● AIM OF THE EXERCISE:
Gather all lines in the entries below that include the word "bifida".

● THE INPUT:
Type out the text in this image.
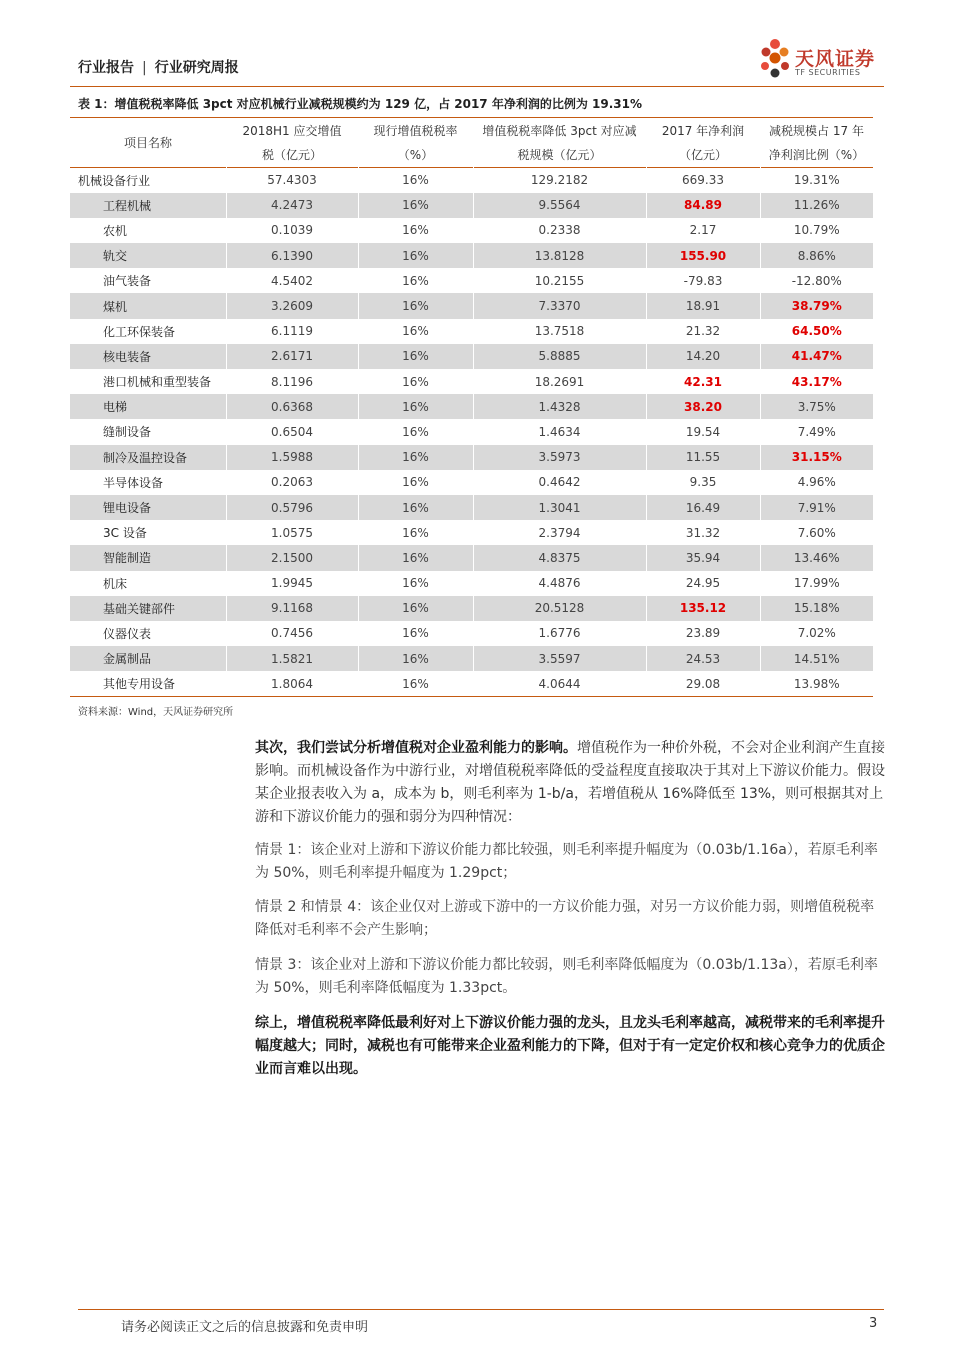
行业报告 | 行业研究周报	天风证券
TF SECURITIES
表 1：增值税税率降低 3pct 对应机械行业减税规模约为 129 亿，占 2017 年净利润的比例为 19.31%
项目名称	2018H1 应交增值税（亿元）	现行增值税税率（%）	增值税税率降低 3pct 对应减税规模（亿元）	2017 年净利润（亿元）	减税规模占 17 年净利润比例（%）

机械设备行业	57.4303	16%	129.2182	669.33	19.31%
工程机械	4.2473	16%	9.5564	84.89	11.26%
农机	0.1039	16%	0.2338	2.17	10.79%
轨交	6.1390	16%	13.8128	155.90	8.86%
油气装备	4.5402	16%	10.2155	-79.83	-12.80%
煤机	3.2609	16%	7.3370	18.91	38.79%
化工环保装备	6.1119	16%	13.7518	21.32	64.50%
核电装备	2.6171	16%	5.8885	14.20	41.47%
港口机械和重型装备	8.1196	16%	18.2691	42.31	43.17%
电梯	0.6368	16%	1.4328	38.20	3.75%
缝制设备	0.6504	16%	1.4634	19.54	7.49%
制冷及温控设备	1.5988	16%	3.5973	11.55	31.15%
半导体设备	0.2063	16%	0.4642	9.35	4.96%
锂电设备	0.5796	16%	1.3041	16.49	7.91%
3C 设备	1.0575	16%	2.3794	31.32	7.60%
智能制造	2.1500	16%	4.8375	35.94	13.46%
机床	1.9945	16%	4.4876	24.95	17.99%
基础关键部件	9.1168	16%	20.5128	135.12	15.18%
仪器仪表	0.7456	16%	1.6776	23.89	7.02%
金属制品	1.5821	16%	3.5597	24.53	14.51%
其他专用设备	1.8064	16%	4.0644	29.08	13.98%
资料来源：Wind，天风证券研究所
其次，我们尝试分析增值税对企业盈利能力的影响。增值税作为一种价外税，不会对企业利润产生直接影响。而机械设备作为中游行业，对增值税税率降低的受益程度直接取决于其对上下游议价能力。假设某企业报表收入为 a，成本为 b，则毛利率为 1-b/a，若增值税从 16%降低至 13%，则可根据其对上游和下游议价能力的强和弱分为四种情况：
情景 1：该企业对上游和下游议价能力都比较强，则毛利率提升幅度为（0.03b/1.16a），若原毛利率为 50%，则毛利率提升幅度为 1.29pct；
情景 2 和情景 4：该企业仅对上游或下游中的一方议价能力强，对另一方议价能力弱，则增值税税率降低对毛利率不会产生影响；
情景 3：该企业对上游和下游议价能力都比较弱，则毛利率降低幅度为（0.03b/1.13a），若原毛利率为 50%，则毛利率降低幅度为 1.33pct。
综上，增值税税率降低最利好对上下游议价能力强的龙头，且龙头毛利率越高，减税带来的毛利率提升幅度越大；同时，减税也有可能带来企业盈利能力的下降，但对于有一定定价权和核心竞争力的优质企业而言难以出现。
请务必阅读正文之后的信息披露和免责申明	3
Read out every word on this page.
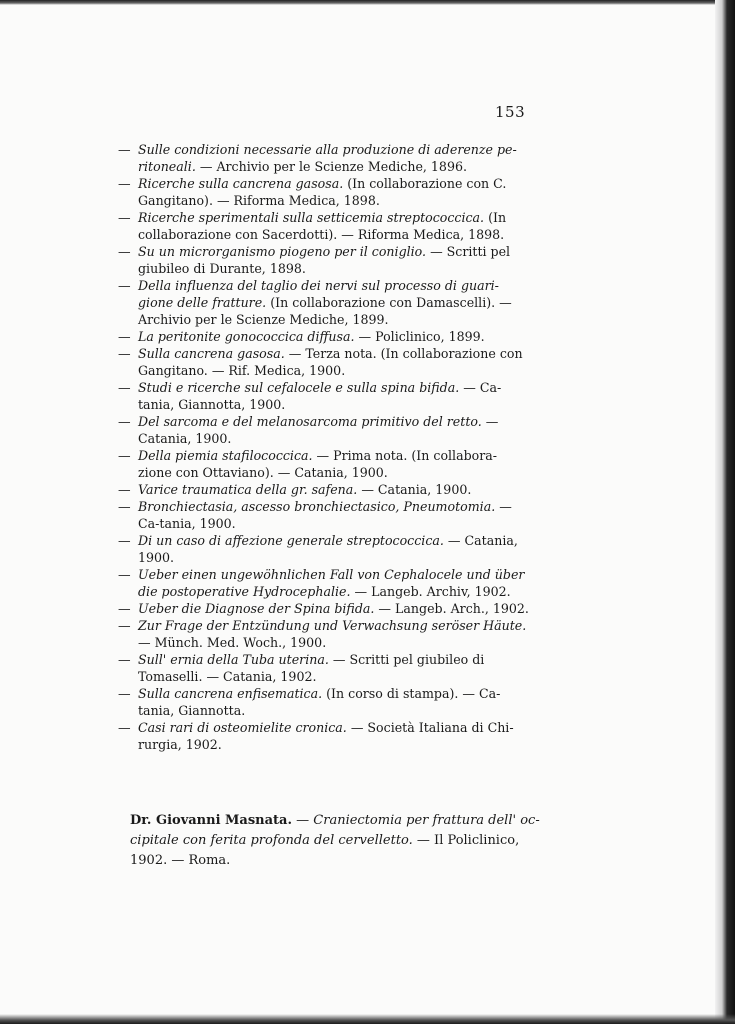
153
— Sulle condizioni necessarie alla produzione di aderenze pe-ritoneali. — Archivio per le Scienze Mediche, 1896.
— Ricerche sulla cancrena gasosa. (In collaborazione con C. Gangitano). — Riforma Medica, 1898.
— Ricerche sperimentali sulla setticemia streptococcica. (In collaborazione con Sacerdotti). — Riforma Medica, 1898.
— Su un microrganismo piogeno per il coniglio. — Scritti pel giubileo di Durante, 1898.
— Della influenza del taglio dei nervi sul processo di guari-gione delle fratture. (In collaborazione con Damascelli). — Archivio per le Scienze Mediche, 1899.
— La peritonite gonococcica diffusa. — Policlinico, 1899.
— Sulla cancrena gasosa. — Terza nota. (In collaborazione con Gangitano. — Rif. Medica, 1900.
— Studi e ricerche sul cefalocele e sulla spina bifida. — Ca-tania, Giannotta, 1900.
— Del sarcoma e del melanosarcoma primitivo del retto. — Catania, 1900.
— Della piemia stafilococcica. — Prima nota. (In collabora-zione con Ottaviano). — Catania, 1900.
— Varice traumatica della gr. safena. — Catania, 1900.
— Bronchiectasia, ascesso bronchiectasico, Pneumotomia. — Ca-tania, 1900.
— Di un caso di affezione generale streptococcica. — Catania, 1900.
— Ueber einen ungewöhnlichen Fall von Cephalocele und über die postoperative Hydrocephalie. — Langeb. Archiv, 1902.
— Ueber die Diagnose der Spina bifida. — Langeb. Arch., 1902.
— Zur Frage der Entzündung und Verwachsung seröser Häute. — Münch. Med. Woch., 1900.
— Sull' ernia della Tuba uterina. — Scritti pel giubileo di Tomaselli. — Catania, 1902.
— Sulla cancrena enfisematica. (In corso di stampa). — Ca-tania, Giannotta.
— Casi rari di osteomielite cronica. — Società Italiana di Chi-rurgia, 1902.
Dr. Giovanni Masnata. — Craniectomia per frattura dell' oc-cipitale con ferita profonda del cervelletto. — Il Policlinico, 1902. — Roma.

● RESPONSE TO THIS EXERCISE:
— Studi e ricerche sul cefalocele e sulla spina bifida. — Ca-tania, Giannotta, 1900.
— Ueber die Diagnose der Spina bifida. — Langeb. Arch., 1902.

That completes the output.